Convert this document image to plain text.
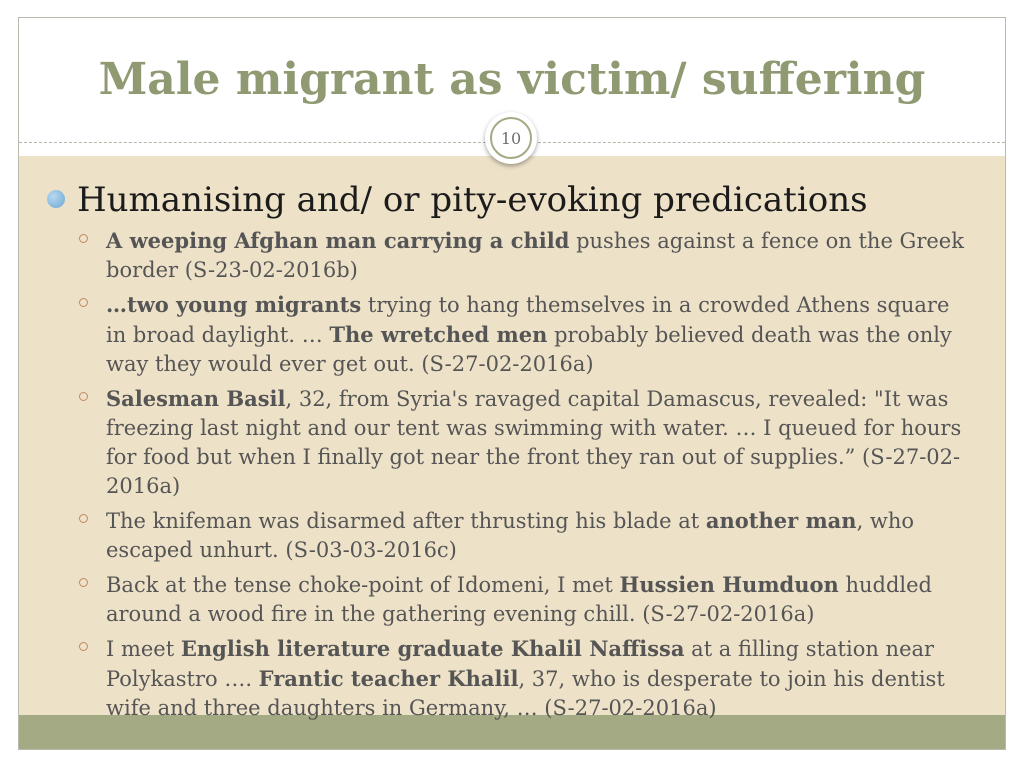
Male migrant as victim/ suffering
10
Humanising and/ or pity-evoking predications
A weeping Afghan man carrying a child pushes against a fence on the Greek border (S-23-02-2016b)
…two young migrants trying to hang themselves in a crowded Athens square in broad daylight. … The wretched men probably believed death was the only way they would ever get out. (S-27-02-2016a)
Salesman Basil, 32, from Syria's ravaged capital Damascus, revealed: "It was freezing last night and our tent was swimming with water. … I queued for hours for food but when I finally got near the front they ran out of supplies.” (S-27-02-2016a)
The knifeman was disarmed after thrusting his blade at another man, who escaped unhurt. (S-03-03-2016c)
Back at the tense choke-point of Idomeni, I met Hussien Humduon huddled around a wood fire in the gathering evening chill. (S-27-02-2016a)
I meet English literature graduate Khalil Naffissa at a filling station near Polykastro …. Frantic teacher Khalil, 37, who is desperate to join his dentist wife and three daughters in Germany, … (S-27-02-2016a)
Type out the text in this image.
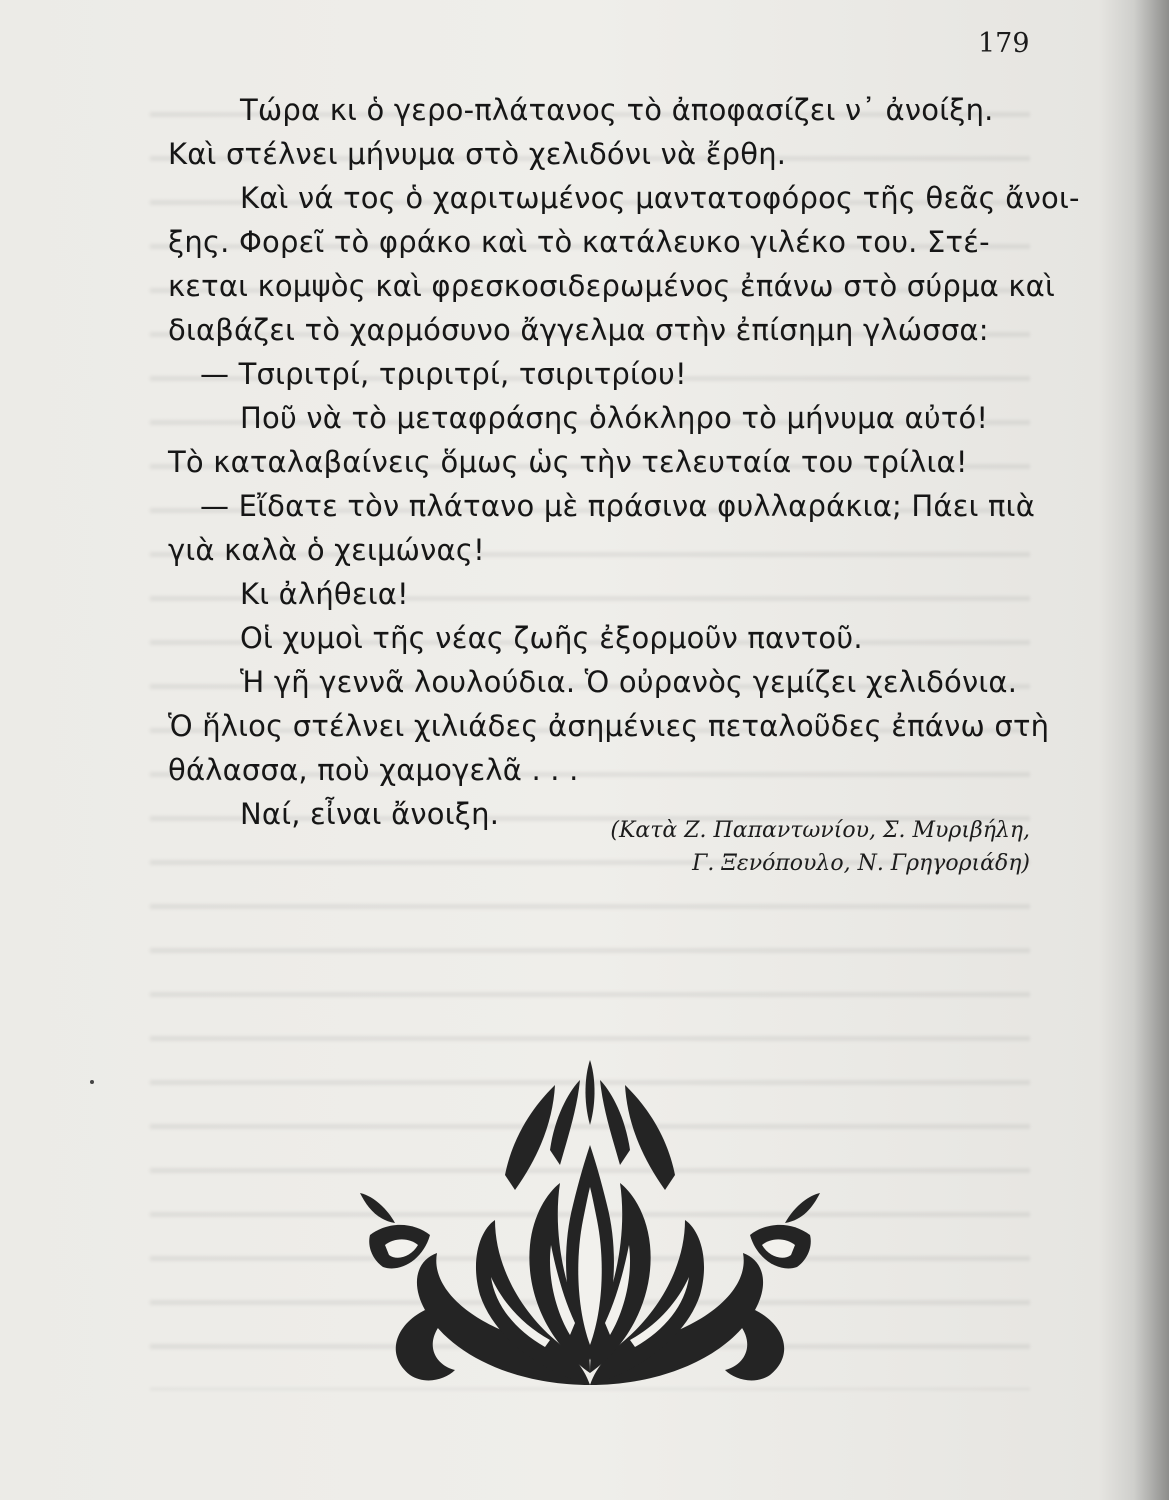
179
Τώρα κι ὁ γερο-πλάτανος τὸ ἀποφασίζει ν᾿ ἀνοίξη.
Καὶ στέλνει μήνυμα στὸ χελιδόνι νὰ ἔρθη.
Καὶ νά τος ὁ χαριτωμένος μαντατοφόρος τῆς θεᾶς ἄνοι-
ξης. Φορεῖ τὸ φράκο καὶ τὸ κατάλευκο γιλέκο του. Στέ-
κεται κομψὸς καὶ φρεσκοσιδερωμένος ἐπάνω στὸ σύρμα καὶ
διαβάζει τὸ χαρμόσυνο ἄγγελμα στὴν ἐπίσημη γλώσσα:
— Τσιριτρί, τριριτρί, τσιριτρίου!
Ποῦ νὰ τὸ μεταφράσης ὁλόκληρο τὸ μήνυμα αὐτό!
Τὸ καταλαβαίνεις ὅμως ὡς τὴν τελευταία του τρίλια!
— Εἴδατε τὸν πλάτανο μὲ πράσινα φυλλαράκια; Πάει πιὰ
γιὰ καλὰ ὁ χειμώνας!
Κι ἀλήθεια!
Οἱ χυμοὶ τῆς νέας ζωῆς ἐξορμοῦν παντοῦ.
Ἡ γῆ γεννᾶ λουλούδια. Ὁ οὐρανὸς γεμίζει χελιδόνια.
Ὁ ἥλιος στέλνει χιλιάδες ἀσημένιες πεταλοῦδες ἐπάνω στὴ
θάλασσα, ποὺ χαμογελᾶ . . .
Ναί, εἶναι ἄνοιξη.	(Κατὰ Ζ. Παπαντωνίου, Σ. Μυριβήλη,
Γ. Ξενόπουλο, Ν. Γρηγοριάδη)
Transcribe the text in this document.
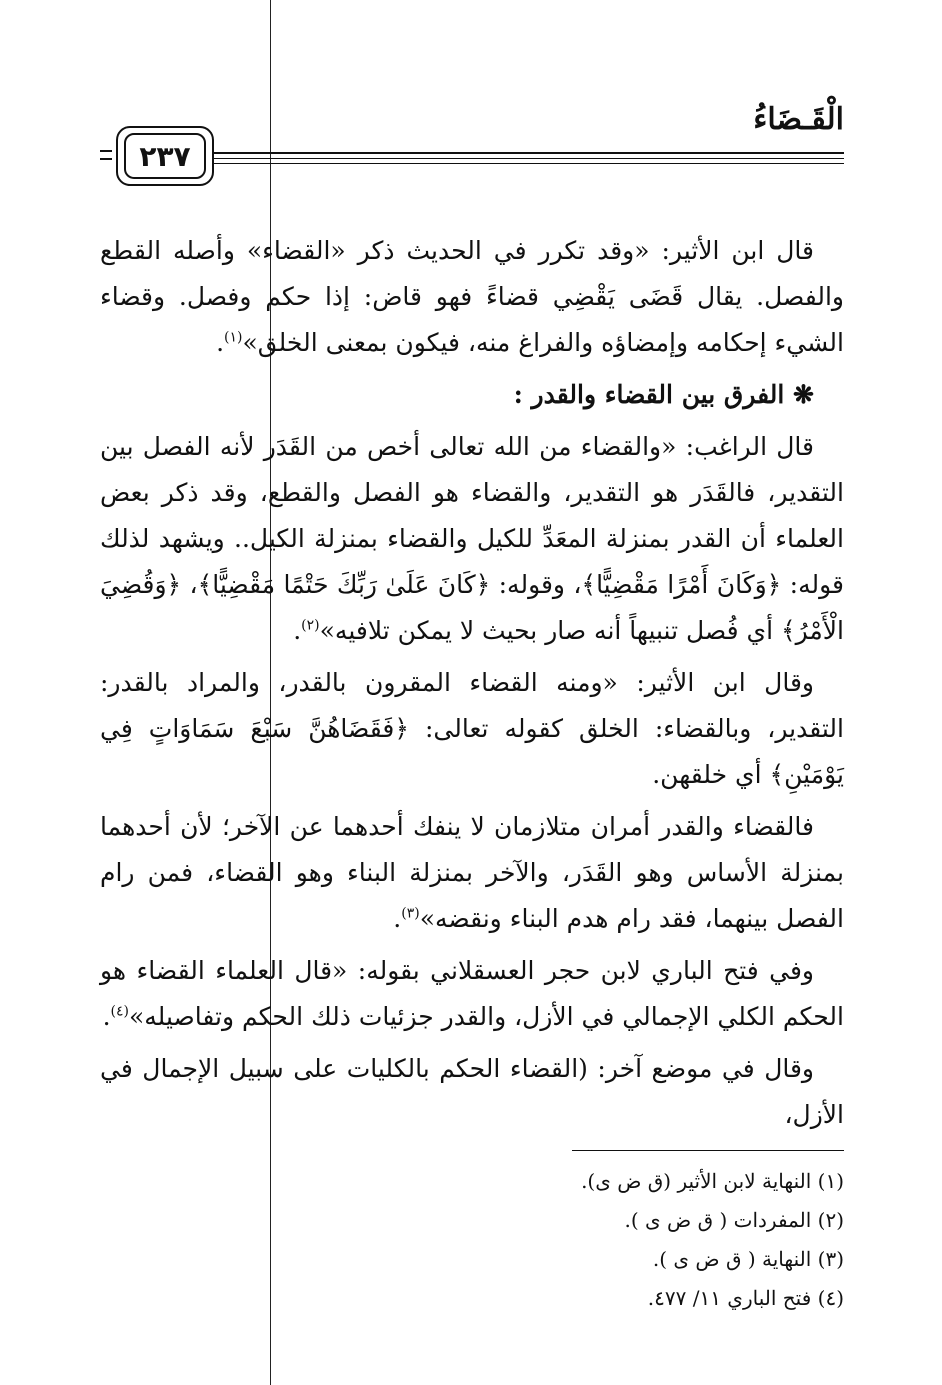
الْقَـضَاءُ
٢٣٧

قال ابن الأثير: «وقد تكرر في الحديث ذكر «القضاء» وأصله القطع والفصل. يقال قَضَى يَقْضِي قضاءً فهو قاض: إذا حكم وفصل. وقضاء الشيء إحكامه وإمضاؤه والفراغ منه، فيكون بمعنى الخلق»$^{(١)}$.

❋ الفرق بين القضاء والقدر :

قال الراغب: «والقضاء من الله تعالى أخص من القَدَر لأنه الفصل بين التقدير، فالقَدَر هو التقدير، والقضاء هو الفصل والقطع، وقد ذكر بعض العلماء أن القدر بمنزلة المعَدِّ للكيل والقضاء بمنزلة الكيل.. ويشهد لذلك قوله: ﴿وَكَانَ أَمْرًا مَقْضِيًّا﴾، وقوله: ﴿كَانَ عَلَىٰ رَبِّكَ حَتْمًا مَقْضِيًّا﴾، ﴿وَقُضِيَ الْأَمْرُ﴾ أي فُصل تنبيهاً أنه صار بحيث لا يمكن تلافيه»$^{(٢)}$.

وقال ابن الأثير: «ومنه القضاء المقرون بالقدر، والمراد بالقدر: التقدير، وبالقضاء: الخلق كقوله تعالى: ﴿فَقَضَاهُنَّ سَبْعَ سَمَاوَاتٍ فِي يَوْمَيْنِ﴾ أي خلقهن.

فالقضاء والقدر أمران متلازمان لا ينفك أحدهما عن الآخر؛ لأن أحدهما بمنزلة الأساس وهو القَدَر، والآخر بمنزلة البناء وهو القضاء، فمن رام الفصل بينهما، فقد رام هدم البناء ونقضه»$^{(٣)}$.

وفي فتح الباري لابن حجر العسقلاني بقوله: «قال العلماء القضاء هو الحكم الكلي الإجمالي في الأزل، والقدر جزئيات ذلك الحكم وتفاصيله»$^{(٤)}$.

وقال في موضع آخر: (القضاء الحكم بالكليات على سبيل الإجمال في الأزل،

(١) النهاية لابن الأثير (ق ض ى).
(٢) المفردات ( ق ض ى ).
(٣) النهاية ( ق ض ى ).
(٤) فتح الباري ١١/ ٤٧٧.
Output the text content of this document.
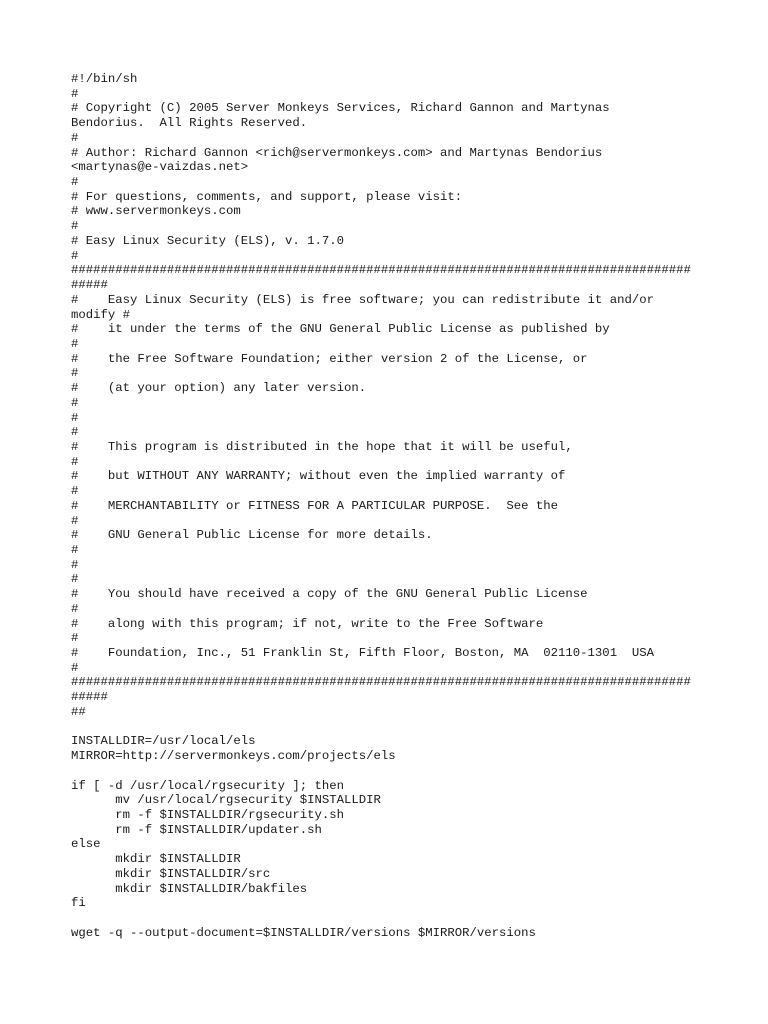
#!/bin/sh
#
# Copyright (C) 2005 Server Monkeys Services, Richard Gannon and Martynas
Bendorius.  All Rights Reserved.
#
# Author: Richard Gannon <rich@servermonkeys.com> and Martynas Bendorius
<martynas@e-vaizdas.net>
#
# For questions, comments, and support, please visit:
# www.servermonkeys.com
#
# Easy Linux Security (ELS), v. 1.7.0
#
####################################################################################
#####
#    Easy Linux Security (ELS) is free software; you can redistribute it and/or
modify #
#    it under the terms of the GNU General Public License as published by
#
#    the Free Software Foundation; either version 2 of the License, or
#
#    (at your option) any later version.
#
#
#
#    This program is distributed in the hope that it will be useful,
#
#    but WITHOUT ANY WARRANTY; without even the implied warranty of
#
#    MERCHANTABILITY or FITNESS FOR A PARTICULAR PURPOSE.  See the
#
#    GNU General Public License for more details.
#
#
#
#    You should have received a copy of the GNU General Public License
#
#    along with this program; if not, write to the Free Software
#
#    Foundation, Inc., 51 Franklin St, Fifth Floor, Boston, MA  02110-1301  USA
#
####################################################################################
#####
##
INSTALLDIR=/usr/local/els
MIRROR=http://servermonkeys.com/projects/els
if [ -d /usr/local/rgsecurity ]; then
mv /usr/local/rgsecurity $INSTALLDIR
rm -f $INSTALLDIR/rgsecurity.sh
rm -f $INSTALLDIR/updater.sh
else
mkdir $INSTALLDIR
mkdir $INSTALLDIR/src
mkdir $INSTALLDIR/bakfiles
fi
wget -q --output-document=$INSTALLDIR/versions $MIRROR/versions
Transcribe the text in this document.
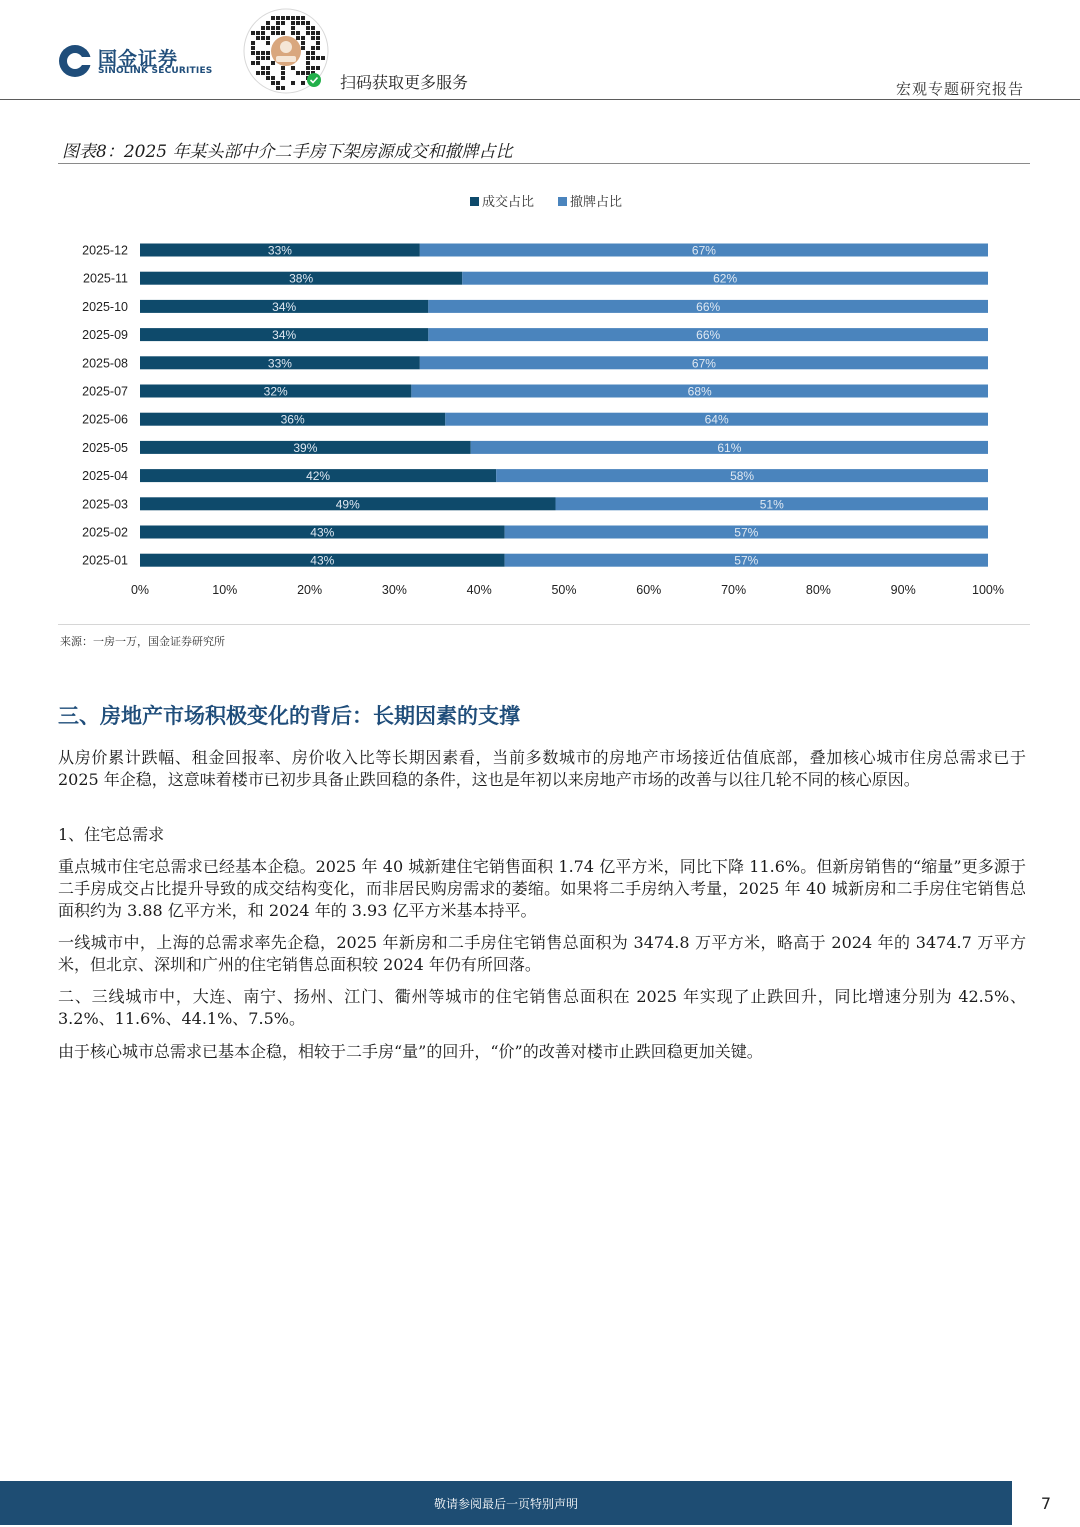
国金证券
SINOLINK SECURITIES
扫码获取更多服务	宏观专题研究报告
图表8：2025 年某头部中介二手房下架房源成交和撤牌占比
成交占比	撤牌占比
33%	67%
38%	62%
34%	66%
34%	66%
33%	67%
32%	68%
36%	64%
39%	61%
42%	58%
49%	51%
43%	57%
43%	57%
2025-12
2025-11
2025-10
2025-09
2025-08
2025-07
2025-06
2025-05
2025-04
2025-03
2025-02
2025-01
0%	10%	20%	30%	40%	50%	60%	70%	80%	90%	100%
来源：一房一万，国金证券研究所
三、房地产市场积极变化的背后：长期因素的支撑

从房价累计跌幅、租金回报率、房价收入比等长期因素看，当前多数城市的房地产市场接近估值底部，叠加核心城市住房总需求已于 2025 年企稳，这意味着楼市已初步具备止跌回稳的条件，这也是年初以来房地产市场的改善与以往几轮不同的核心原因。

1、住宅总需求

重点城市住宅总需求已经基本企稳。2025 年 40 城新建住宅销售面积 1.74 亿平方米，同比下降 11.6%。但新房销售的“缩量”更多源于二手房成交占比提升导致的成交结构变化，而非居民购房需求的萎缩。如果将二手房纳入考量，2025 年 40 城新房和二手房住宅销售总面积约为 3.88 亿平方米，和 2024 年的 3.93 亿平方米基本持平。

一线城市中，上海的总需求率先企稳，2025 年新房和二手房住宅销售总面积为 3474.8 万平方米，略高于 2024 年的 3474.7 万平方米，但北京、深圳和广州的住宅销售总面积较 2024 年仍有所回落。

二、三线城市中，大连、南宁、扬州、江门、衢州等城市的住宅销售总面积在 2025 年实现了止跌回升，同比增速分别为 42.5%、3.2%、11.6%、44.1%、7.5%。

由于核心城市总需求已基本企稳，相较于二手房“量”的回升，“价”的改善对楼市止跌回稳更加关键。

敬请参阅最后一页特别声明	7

◆ SET EXERCISE: State how many lines in the entries above include the word "النهاية"; reply with the number alone.

◆ SOLUTION FOR THIS TASK: 2